• _EXERCISE_: The records below must be transcribed exactly. Do not include the pictures.

----------

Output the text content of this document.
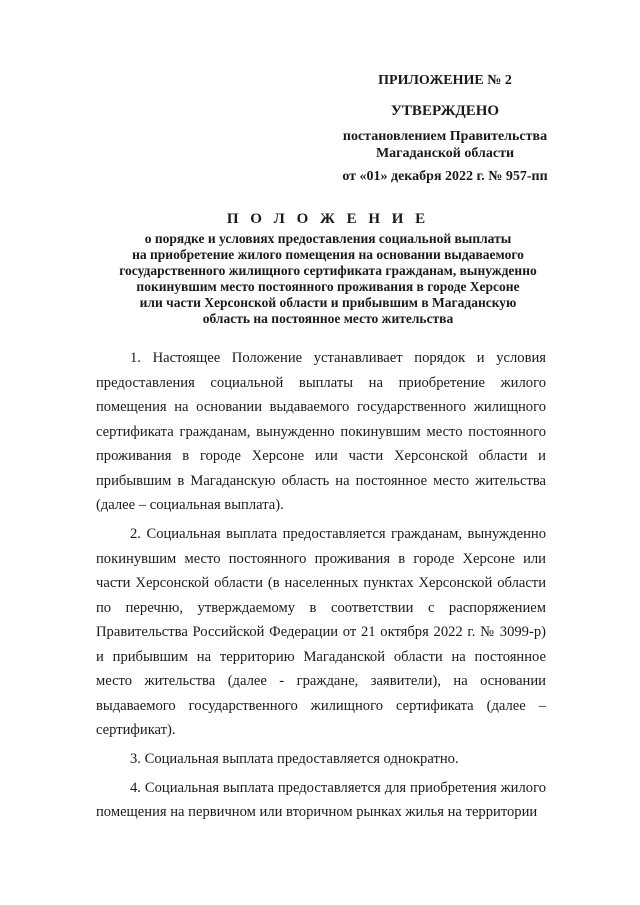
ПРИЛОЖЕНИЕ № 2
УТВЕРЖДЕНО
постановлением Правительства
Магаданской области
от «01» декабря 2022 г. № 957-пп
П О Л О Ж Е Н И Е
о порядке и условиях предоставления социальной выплаты
на приобретение жилого помещения на основании выдаваемого
государственного жилищного сертификата гражданам, вынужденно
покинувшим место постоянного проживания в городе Херсоне
или части Херсонской области и прибывшим в Магаданскую
область на постоянное место жительства

1. Настоящее Положение устанавливает порядок и условия предоставления социальной выплаты на приобретение жилого помещения на основании выдаваемого государственного жилищного сертификата гражданам, вынужденно покинувшим место постоянного проживания в городе Херсоне или части Херсонской области и прибывшим в Магаданскую область на постоянное место жительства (далее – социальная выплата).

2. Социальная выплата предоставляется гражданам, вынужденно покинувшим место постоянного проживания в городе Херсоне или части Херсонской области (в населенных пунктах Херсонской области по перечню, утверждаемому в соответствии с распоряжением Правительства Российской Федерации от 21 октября 2022 г. № 3099-р) и прибывшим на территорию Магаданской области на постоянное место жительства (далее - граждане, заявители), на основании выдаваемого государственного жилищного сертификата (далее – сертификат).

3. Социальная выплата предоставляется однократно.

4. Социальная выплата предоставляется для приобретения жилого помещения на первичном или вторичном рынках жилья на территории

----------

• _EXPECTED ANSWER_:
Output the text content of this document.
ПРИЛОЖЕНИЕ № 2
УТВЕРЖДЕНО
постановлением Правительства
Магаданской области
от «01» декабря 2022 г. № 957-пп
П О Л О Ж Е Н И Е
о порядке и условиях предоставления социальной выплаты
на приобретение жилого помещения на основании выдаваемого
государственного жилищного сертификата гражданам, вынужденно
покинувшим место постоянного проживания в городе Херсоне
или части Херсонской области и прибывшим в Магаданскую
область на постоянное место жительства

1. Настоящее Положение устанавливает порядок и условия предоставления социальной выплаты на приобретение жилого помещения на основании выдаваемого государственного жилищного сертификата гражданам, вынужденно покинувшим место постоянного проживания в городе Херсоне или части Херсонской области и прибывшим в Магаданскую область на постоянное место жительства (далее – социальная выплата).

2. Социальная выплата предоставляется гражданам, вынужденно покинувшим место постоянного проживания в городе Херсоне или части Херсонской области (в населенных пунктах Херсонской области по перечню, утверждаемому в соответствии с распоряжением Правительства Российской Федерации от 21 октября 2022 г. № 3099-р) и прибывшим на территорию Магаданской области на постоянное место жительства (далее - граждане, заявители), на основании выдаваемого государственного жилищного сертификата (далее – сертификат).

3. Социальная выплата предоставляется однократно.

4. Социальная выплата предоставляется для приобретения жилого помещения на первичном или вторичном рынках жилья на территории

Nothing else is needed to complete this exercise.